Only the lines holding the string "sous" are needed. Copy each one.
— Start Provided material —
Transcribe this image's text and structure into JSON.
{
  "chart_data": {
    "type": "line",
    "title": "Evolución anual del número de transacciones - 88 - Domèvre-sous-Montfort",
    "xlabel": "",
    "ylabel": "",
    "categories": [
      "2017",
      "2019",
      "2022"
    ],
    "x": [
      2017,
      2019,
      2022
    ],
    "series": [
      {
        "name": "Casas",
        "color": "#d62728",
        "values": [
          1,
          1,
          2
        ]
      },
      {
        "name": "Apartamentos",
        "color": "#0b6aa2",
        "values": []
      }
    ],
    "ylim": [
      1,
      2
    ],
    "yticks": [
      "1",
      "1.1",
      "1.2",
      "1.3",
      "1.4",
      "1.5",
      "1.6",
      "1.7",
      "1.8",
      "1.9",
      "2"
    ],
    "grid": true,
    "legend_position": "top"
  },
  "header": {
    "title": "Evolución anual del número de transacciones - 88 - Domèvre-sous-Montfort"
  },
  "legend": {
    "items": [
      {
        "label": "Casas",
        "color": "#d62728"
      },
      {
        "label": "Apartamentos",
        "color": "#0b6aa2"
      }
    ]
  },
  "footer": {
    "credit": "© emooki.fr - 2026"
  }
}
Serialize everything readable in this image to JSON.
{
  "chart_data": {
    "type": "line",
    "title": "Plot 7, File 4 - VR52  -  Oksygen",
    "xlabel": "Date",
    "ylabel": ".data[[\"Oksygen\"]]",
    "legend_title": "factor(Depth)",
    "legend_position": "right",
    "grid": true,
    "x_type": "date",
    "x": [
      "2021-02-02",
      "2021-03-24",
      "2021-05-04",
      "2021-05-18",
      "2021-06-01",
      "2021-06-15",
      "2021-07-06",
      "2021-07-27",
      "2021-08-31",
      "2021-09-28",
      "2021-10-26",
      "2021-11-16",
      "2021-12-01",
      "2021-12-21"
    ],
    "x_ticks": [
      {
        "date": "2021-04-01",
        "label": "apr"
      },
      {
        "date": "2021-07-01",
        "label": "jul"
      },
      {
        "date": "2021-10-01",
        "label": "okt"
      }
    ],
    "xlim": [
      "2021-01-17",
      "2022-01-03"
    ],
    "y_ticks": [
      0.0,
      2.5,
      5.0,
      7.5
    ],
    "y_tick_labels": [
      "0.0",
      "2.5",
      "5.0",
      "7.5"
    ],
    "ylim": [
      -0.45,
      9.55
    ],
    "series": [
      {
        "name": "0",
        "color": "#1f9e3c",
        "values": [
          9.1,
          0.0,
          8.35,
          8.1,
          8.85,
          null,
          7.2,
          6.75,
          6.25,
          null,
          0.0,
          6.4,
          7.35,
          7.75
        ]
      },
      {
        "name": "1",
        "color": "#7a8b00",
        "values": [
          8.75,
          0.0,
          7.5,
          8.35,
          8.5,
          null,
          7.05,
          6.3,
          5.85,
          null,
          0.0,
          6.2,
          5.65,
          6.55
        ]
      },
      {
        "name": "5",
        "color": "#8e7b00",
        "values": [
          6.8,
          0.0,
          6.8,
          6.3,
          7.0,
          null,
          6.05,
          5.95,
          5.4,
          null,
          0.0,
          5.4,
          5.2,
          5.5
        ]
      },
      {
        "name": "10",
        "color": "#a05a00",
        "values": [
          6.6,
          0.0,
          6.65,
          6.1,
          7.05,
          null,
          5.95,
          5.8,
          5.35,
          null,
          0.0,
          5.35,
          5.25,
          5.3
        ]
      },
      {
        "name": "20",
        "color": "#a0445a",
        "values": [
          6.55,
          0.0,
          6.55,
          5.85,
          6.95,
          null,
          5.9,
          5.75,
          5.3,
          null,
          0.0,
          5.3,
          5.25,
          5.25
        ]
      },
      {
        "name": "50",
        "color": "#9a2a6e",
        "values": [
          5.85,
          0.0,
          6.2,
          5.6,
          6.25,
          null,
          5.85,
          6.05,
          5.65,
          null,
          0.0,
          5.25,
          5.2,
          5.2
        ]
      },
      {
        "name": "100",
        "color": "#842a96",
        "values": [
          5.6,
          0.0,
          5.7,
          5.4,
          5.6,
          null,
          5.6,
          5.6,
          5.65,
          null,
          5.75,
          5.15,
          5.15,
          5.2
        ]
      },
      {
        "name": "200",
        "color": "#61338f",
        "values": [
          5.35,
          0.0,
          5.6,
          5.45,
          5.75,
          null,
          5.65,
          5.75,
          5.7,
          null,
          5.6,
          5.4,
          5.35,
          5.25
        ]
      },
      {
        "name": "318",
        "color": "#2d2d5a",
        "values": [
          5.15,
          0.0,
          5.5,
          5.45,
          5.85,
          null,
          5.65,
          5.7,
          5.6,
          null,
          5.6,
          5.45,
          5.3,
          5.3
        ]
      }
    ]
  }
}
— End Provided material —
> [Output of the task]:
    "title": "Evolución anual del número de transacciones - 88 - Domèvre-sous-Montfort",
    "title": "Evolución anual del número de transacciones - 88 - Domèvre-sous-Montfort"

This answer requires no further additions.